What you will do
Return the lines of the data from the line with "maximize-button[interactable]: ▢ [1270, 0, 1316, 30]" up to and including the line with "bs-icon[interactable]: BS [422, 57, 446, 81]", copied word for word.

Supplied records

•••

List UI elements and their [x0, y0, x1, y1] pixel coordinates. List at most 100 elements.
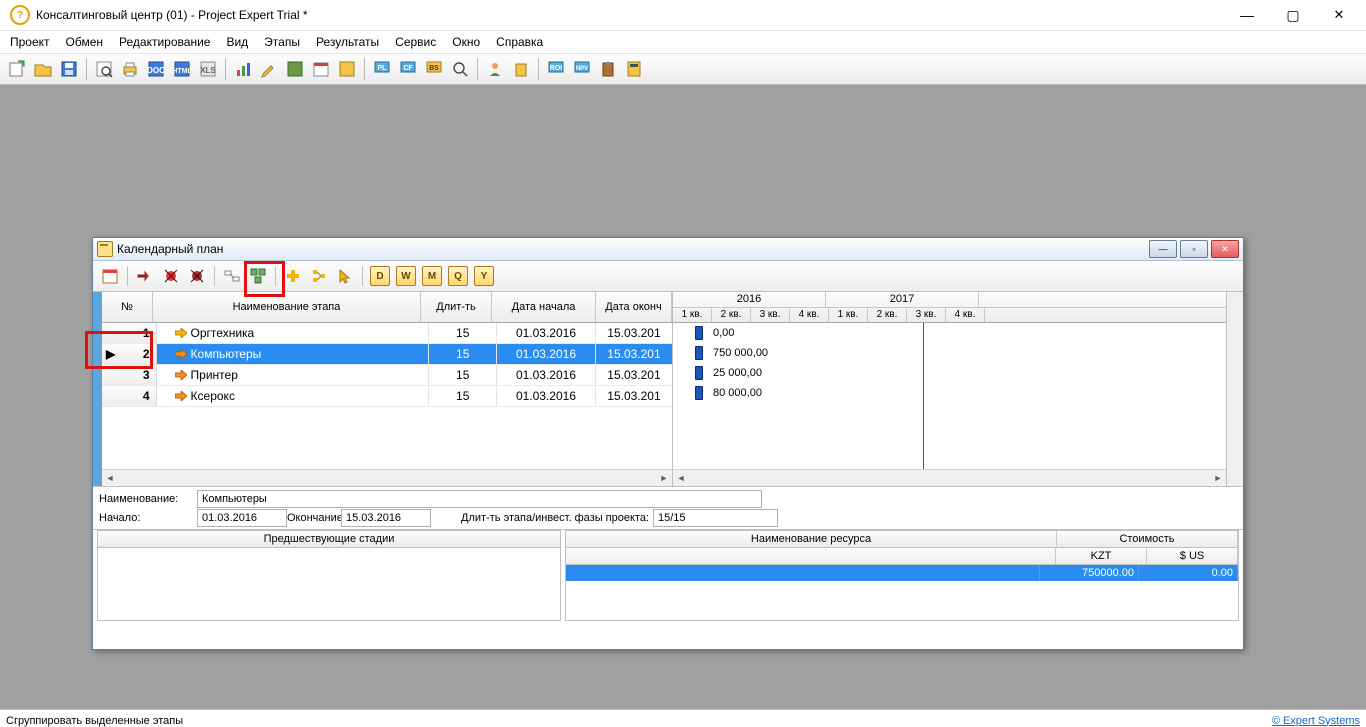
maximize-button[interactable]: ▢ [1270, 0, 1316, 30]
person-icon[interactable] [483, 57, 507, 81]
detail-end-field[interactable]: 15.03.2016 [341, 509, 431, 527]
hscroll-left-icon[interactable]: ◄ [102, 471, 118, 485]
detail-start-field[interactable]: 01.03.2016 [197, 509, 287, 527]
stage-row[interactable]: 1Оргтехника1501.03.201615.03.201 [102, 323, 672, 344]
ctb-add-icon[interactable] [282, 265, 304, 287]
preview-icon[interactable] [92, 57, 116, 81]
ctb-bug2-icon[interactable] [186, 265, 208, 287]
stage-row[interactable]: 4Ксерокс1501.03.201615.03.201 [102, 386, 672, 407]
res-usd-header[interactable]: $ US [1147, 548, 1238, 564]
open-icon[interactable] [31, 57, 55, 81]
col-start[interactable]: Дата начала [492, 292, 596, 322]
close-button[interactable]: ✕ [1316, 0, 1362, 30]
hscroll-left-icon[interactable]: ◄ [673, 471, 689, 485]
minimize-button[interactable]: — [1224, 0, 1270, 30]
clip-icon[interactable] [596, 57, 620, 81]
ctb-week-button[interactable]: W [395, 265, 417, 287]
col-end[interactable]: Дата оконч [596, 292, 672, 322]
app-titlebar: ? Консалтинговый центр (01) - Project Ex… [0, 0, 1366, 31]
svg-text:PL: PL [378, 65, 388, 72]
res-kzt-header[interactable]: KZT [1056, 548, 1147, 564]
menu-project[interactable]: Проект [2, 33, 58, 51]
calc-icon[interactable] [622, 57, 646, 81]
child-toolbar: D W M Q Y [93, 261, 1243, 292]
menu-view[interactable]: Вид [218, 33, 256, 51]
row-selector-gutter[interactable] [93, 292, 102, 486]
gantt-value: 25 000,00 [713, 367, 762, 379]
menu-stages[interactable]: Этапы [256, 33, 308, 51]
calendar-icon[interactable] [309, 57, 333, 81]
predecessors-header: Предшествующие стадии [98, 531, 560, 548]
module2-icon[interactable] [335, 57, 359, 81]
new-icon[interactable] [5, 57, 29, 81]
ctb-quarter-button[interactable]: Q [447, 265, 469, 287]
menu-window[interactable]: Окно [444, 33, 488, 51]
menu-service[interactable]: Сервис [387, 33, 444, 51]
col-num[interactable]: № [102, 292, 153, 322]
npv-icon[interactable]: NPV [570, 57, 594, 81]
child-close-button[interactable]: ✕ [1211, 240, 1239, 258]
building-icon[interactable] [509, 57, 533, 81]
bs-icon[interactable]: BS [422, 57, 446, 81]
ctb-day-button[interactable]: D [369, 265, 391, 287]
pl-icon[interactable]: PL [370, 57, 394, 81]
html-icon[interactable]: HTML [170, 57, 194, 81]
roi-icon[interactable]: ROI [544, 57, 568, 81]
xls-icon[interactable]: XLS [196, 57, 220, 81]
ctb-pointer-icon[interactable] [334, 265, 356, 287]
ctb-month-button[interactable]: M [421, 265, 443, 287]
svg-text:ROI: ROI [550, 65, 563, 72]
stage-row[interactable]: 3Принтер1501.03.201615.03.201 [102, 365, 672, 386]
hscroll-right-icon[interactable]: ► [1210, 471, 1226, 485]
col-name[interactable]: Наименование этапа [153, 292, 421, 322]
detail-name-field[interactable]: Компьютеры [197, 490, 762, 508]
ctb-arrow-red-icon[interactable] [134, 265, 156, 287]
gantt-row[interactable]: 25 000,00 [673, 363, 1226, 383]
menu-help[interactable]: Справка [488, 33, 551, 51]
child-maximize-button[interactable]: ▫ [1180, 240, 1208, 258]
cf-icon[interactable]: CF [396, 57, 420, 81]
find-icon[interactable] [448, 57, 472, 81]
ctb-bug1-icon[interactable] [160, 265, 182, 287]
vscroll[interactable] [1226, 292, 1243, 486]
gantt-row[interactable]: 0,00 [673, 323, 1226, 343]
ctb-group-icon[interactable] [247, 265, 269, 287]
menu-results[interactable]: Результаты [308, 33, 387, 51]
gantt-bar[interactable] [695, 366, 703, 380]
ctb-year-button[interactable]: Y [473, 265, 495, 287]
gantt-qtr: 2 кв. [712, 308, 751, 323]
stage-grid: № Наименование этапа Длит-ть Дата начала… [102, 292, 673, 486]
edit-icon[interactable] [257, 57, 281, 81]
word-icon[interactable]: DOC [144, 57, 168, 81]
menu-edit[interactable]: Редактирование [111, 33, 218, 51]
detail-dur-field[interactable]: 15/15 [653, 509, 778, 527]
gantt-bar[interactable] [695, 346, 703, 360]
ctb-calendar-icon[interactable] [99, 265, 121, 287]
hscroll-right-icon[interactable]: ► [656, 471, 672, 485]
status-link[interactable]: © Expert Systems [1272, 715, 1360, 727]
left-hscroll[interactable]: ◄ ► [102, 469, 672, 486]
ctb-tree-icon[interactable] [308, 265, 330, 287]
module1-icon[interactable] [283, 57, 307, 81]
res-name-header[interactable]: Наименование ресурса [566, 531, 1057, 547]
gantt-value: 0,00 [713, 327, 734, 339]
save-icon[interactable] [57, 57, 81, 81]
right-hscroll[interactable]: ◄ ► [673, 469, 1226, 486]
child-window-icon [97, 241, 113, 257]
print-icon[interactable] [118, 57, 142, 81]
gantt-bar[interactable] [695, 386, 703, 400]
chart-icon[interactable] [231, 57, 255, 81]
row-num: 1 [102, 323, 157, 343]
resource-row[interactable]: 750000.00 0.00 [566, 565, 1238, 581]
res-cost-header[interactable]: Стоимость [1057, 531, 1238, 547]
stage-row[interactable]: ▶2Компьютеры1501.03.201615.03.201 [102, 344, 672, 365]
col-dur[interactable]: Длит-ть [421, 292, 492, 322]
lower-panel: Предшествующие стадии Наименование ресур… [93, 530, 1243, 623]
gantt-bar[interactable] [695, 326, 703, 340]
ctb-link-icon[interactable] [221, 265, 243, 287]
gantt-row[interactable]: 750 000,00 [673, 343, 1226, 363]
child-titlebar[interactable]: Календарный план — ▫ ✕ [93, 238, 1243, 261]
menu-exchange[interactable]: Обмен [58, 33, 112, 51]
gantt-row[interactable]: 80 000,00 [673, 383, 1226, 403]
child-minimize-button[interactable]: — [1149, 240, 1177, 258]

•••

Correct output
maximize-button[interactable]: ▢ [1270, 0, 1316, 30]
person-icon[interactable] [483, 57, 507, 81]
detail-end-field[interactable]: 15.03.2016 [341, 509, 431, 527]
hscroll-left-icon[interactable]: ◄ [102, 471, 118, 485]
detail-start-field[interactable]: 01.03.2016 [197, 509, 287, 527]
stage-row[interactable]: 1Оргтехника1501.03.201615.03.201 [102, 323, 672, 344]
ctb-add-icon[interactable] [282, 265, 304, 287]
preview-icon[interactable] [92, 57, 116, 81]
ctb-bug2-icon[interactable] [186, 265, 208, 287]
stage-row[interactable]: 4Ксерокс1501.03.201615.03.201 [102, 386, 672, 407]
res-usd-header[interactable]: $ US [1147, 548, 1238, 564]
open-icon[interactable] [31, 57, 55, 81]
col-start[interactable]: Дата начала [492, 292, 596, 322]
close-button[interactable]: ✕ [1316, 0, 1362, 30]
hscroll-left-icon[interactable]: ◄ [673, 471, 689, 485]
minimize-button[interactable]: — [1224, 0, 1270, 30]
clip-icon[interactable] [596, 57, 620, 81]
ctb-week-button[interactable]: W [395, 265, 417, 287]
col-end[interactable]: Дата оконч [596, 292, 672, 322]
app-titlebar: ? Консалтинговый центр (01) - Project Ex… [0, 0, 1366, 31]
svg-text:PL: PL [378, 65, 388, 72]
res-kzt-header[interactable]: KZT [1056, 548, 1147, 564]
menu-project[interactable]: Проект [2, 33, 58, 51]
calc-icon[interactable] [622, 57, 646, 81]
child-toolbar: D W M Q Y [93, 261, 1243, 292]
menu-view[interactable]: Вид [218, 33, 256, 51]
row-selector-gutter[interactable] [93, 292, 102, 486]
gantt-value: 25 000,00 [713, 367, 762, 379]
menu-stages[interactable]: Этапы [256, 33, 308, 51]
calendar-icon[interactable] [309, 57, 333, 81]
predecessors-header: Предшествующие стадии [98, 531, 560, 548]
module2-icon[interactable] [335, 57, 359, 81]
new-icon[interactable] [5, 57, 29, 81]
ctb-quarter-button[interactable]: Q [447, 265, 469, 287]
menu-window[interactable]: Окно [444, 33, 488, 51]
menu-service[interactable]: Сервис [387, 33, 444, 51]
col-num[interactable]: № [102, 292, 153, 322]
npv-icon[interactable]: NPV [570, 57, 594, 81]
child-close-button[interactable]: ✕ [1211, 240, 1239, 258]
building-icon[interactable] [509, 57, 533, 81]
bs-icon[interactable]: BS [422, 57, 446, 81]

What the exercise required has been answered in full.